- _Your goal_
Where a line contains the string "someone", copy that line.

- - -

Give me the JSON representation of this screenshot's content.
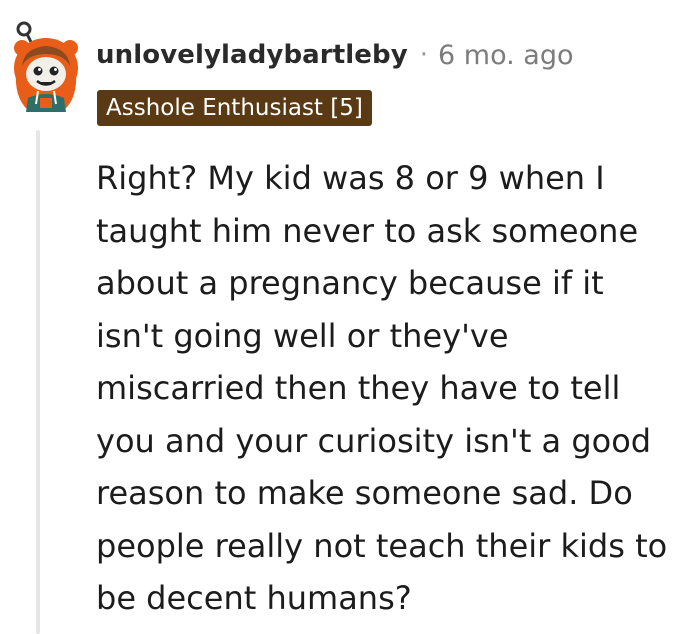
{
  "comment": {
    "username": "unlovelyladybartleby",
    "separator": "·",
    "timestamp": "6 mo. ago",
    "flair": "Asshole Enthusiast [5]",
    "body_lines": [
      "Right? My kid was 8 or 9 when I",
      "taught him never to ask someone",
      "about a pregnancy because if it",
      "isn't going well or they've",
      "miscarried then they have to tell",
      "you and your curiosity isn't a good",
      "reason to make someone sad. Do",
      "people really not teach their kids to",
      "be decent humans?"
    ]
  },
  "colors": {
    "flair_background": "#5a3a14",
    "flair_text": "#ffffff",
    "username": "#2a2a2a",
    "timestamp": "#7c7c7c",
    "body_text": "#1c1c1c",
    "thread_line": "#e6e6e6"
  },
  "icons": {
    "avatar": "snoo-avatar-orange-hood"
  }
}
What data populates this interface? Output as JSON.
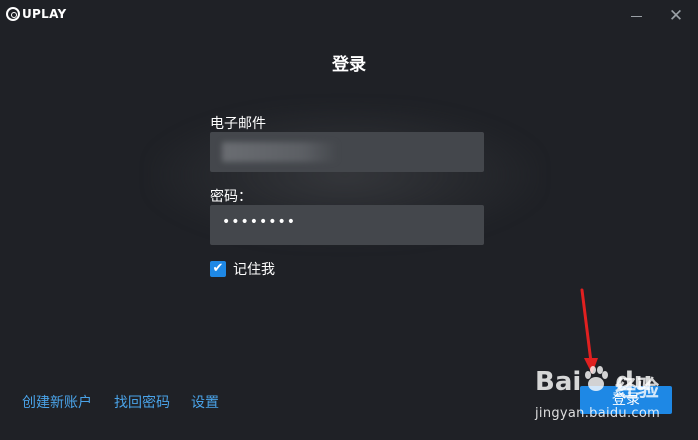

- - -

- _Written solution_
      "taught him never to ask someone",
      "reason to make someone sad. Do",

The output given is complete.